[Stored records]
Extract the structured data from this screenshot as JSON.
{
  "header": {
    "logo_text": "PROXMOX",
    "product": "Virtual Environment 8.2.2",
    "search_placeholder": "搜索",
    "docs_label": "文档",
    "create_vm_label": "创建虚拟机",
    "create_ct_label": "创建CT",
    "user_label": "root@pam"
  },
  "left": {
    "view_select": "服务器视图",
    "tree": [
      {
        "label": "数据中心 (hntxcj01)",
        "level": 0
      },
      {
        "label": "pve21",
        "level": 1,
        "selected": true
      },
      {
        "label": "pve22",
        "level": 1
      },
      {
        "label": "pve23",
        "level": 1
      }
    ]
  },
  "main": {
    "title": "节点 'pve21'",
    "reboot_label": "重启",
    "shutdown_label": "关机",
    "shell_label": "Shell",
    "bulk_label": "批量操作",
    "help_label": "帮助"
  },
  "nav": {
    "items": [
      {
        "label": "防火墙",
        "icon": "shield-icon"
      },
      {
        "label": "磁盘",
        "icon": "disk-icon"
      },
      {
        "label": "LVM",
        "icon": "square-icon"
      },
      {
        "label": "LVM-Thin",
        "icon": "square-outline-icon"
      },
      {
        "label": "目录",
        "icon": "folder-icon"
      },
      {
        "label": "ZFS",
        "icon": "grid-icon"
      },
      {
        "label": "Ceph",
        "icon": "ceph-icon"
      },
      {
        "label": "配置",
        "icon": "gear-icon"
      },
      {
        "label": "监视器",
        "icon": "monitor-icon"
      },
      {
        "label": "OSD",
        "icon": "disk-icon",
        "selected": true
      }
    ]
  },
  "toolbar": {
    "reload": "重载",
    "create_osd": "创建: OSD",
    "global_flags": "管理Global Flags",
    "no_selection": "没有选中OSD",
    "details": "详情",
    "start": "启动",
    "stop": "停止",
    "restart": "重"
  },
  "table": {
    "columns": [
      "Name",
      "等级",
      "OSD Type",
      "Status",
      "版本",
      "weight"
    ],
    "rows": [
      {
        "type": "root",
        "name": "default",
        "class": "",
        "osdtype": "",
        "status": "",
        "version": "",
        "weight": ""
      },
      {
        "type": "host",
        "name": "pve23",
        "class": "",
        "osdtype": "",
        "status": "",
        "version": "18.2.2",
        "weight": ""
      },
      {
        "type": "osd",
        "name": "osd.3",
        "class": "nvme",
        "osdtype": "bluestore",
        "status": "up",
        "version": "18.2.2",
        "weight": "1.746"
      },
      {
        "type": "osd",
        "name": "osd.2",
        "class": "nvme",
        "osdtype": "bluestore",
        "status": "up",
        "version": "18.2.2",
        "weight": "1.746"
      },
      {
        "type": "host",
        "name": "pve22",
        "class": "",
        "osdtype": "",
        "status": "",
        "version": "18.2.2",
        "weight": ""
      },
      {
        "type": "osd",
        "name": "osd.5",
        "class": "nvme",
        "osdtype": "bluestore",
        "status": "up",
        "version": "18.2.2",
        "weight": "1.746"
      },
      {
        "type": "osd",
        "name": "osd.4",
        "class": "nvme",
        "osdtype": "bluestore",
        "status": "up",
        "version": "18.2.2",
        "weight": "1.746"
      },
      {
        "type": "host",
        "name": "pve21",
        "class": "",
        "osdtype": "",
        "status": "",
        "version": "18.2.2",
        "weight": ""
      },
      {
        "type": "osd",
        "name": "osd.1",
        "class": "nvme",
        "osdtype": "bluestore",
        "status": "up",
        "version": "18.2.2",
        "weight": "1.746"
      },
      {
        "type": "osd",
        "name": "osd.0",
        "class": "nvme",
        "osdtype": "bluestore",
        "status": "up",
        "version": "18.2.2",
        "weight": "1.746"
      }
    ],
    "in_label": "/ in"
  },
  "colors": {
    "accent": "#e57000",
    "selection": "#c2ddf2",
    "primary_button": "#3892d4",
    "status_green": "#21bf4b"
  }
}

■ Task details ■
Please set down all the data word for word.

■ Task result ■
Extract the structured data from this screenshot as JSON.
{
  "header": {
    "logo_text": "PROXMOX",
    "product": "Virtual Environment 8.2.2",
    "search_placeholder": "搜索",
    "docs_label": "文档",
    "create_vm_label": "创建虚拟机",
    "create_ct_label": "创建CT",
    "user_label": "root@pam"
  },
  "left": {
    "view_select": "服务器视图",
    "tree": [
      {
        "label": "数据中心 (hntxcj01)",
        "level": 0
      },
      {
        "label": "pve21",
        "level": 1,
        "selected": true
      },
      {
        "label": "pve22",
        "level": 1
      },
      {
        "label": "pve23",
        "level": 1
      }
    ]
  },
  "main": {
    "title": "节点 'pve21'",
    "reboot_label": "重启",
    "shutdown_label": "关机",
    "shell_label": "Shell",
    "bulk_label": "批量操作",
    "help_label": "帮助"
  },
  "nav": {
    "items": [
      {
        "label": "防火墙",
        "icon": "shield-icon"
      },
      {
        "label": "磁盘",
        "icon": "disk-icon"
      },
      {
        "label": "LVM",
        "icon": "square-icon"
      },
      {
        "label": "LVM-Thin",
        "icon": "square-outline-icon"
      },
      {
        "label": "目录",
        "icon": "folder-icon"
      },
      {
        "label": "ZFS",
        "icon": "grid-icon"
      },
      {
        "label": "Ceph",
        "icon": "ceph-icon"
      },
      {
        "label": "配置",
        "icon": "gear-icon"
      },
      {
        "label": "监视器",
        "icon": "monitor-icon"
      },
      {
        "label": "OSD",
        "icon": "disk-icon",
        "selected": true
      }
    ]
  },
  "toolbar": {
    "reload": "重载",
    "create_osd": "创建: OSD",
    "global_flags": "管理Global Flags",
    "no_selection": "没有选中OSD",
    "details": "详情",
    "start": "启动",
    "stop": "停止",
    "restart": "重"
  },
  "table": {
    "columns": [
      "Name",
      "等级",
      "OSD Type",
      "Status",
      "版本",
      "weight"
    ],
    "rows": [
      {
        "type": "root",
        "name": "default",
        "class": "",
        "osdtype": "",
        "status": "",
        "version": "",
        "weight": ""
      },
      {
        "type": "host",
        "name": "pve23",
        "class": "",
        "osdtype": "",
        "status": "",
        "version": "18.2.2",
        "weight": ""
      },
      {
        "type": "osd",
        "name": "osd.3",
        "class": "nvme",
        "osdtype": "bluestore",
        "status": "up",
        "version": "18.2.2",
        "weight": "1.746"
      },
      {
        "type": "osd",
        "name": "osd.2",
        "class": "nvme",
        "osdtype": "bluestore",
        "status": "up",
        "version": "18.2.2",
        "weight": "1.746"
      },
      {
        "type": "host",
        "name": "pve22",
        "class": "",
        "osdtype": "",
        "status": "",
        "version": "18.2.2",
        "weight": ""
      },
      {
        "type": "osd",
        "name": "osd.5",
        "class": "nvme",
        "osdtype": "bluestore",
        "status": "up",
        "version": "18.2.2",
        "weight": "1.746"
      },
      {
        "type": "osd",
        "name": "osd.4",
        "class": "nvme",
        "osdtype": "bluestore",
        "status": "up",
        "version": "18.2.2",
        "weight": "1.746"
      },
      {
        "type": "host",
        "name": "pve21",
        "class": "",
        "osdtype": "",
        "status": "",
        "version": "18.2.2",
        "weight": ""
      },
      {
        "type": "osd",
        "name": "osd.1",
        "class": "nvme",
        "osdtype": "bluestore",
        "status": "up",
        "version": "18.2.2",
        "weight": "1.746"
      },
      {
        "type": "osd",
        "name": "osd.0",
        "class": "nvme",
        "osdtype": "bluestore",
        "status": "up",
        "version": "18.2.2",
        "weight": "1.746"
      }
    ],
    "in_label": "/ in"
  },
  "colors": {
    "accent": "#e57000",
    "selection": "#c2ddf2",
    "primary_button": "#3892d4",
    "status_green": "#21bf4b"
  }
}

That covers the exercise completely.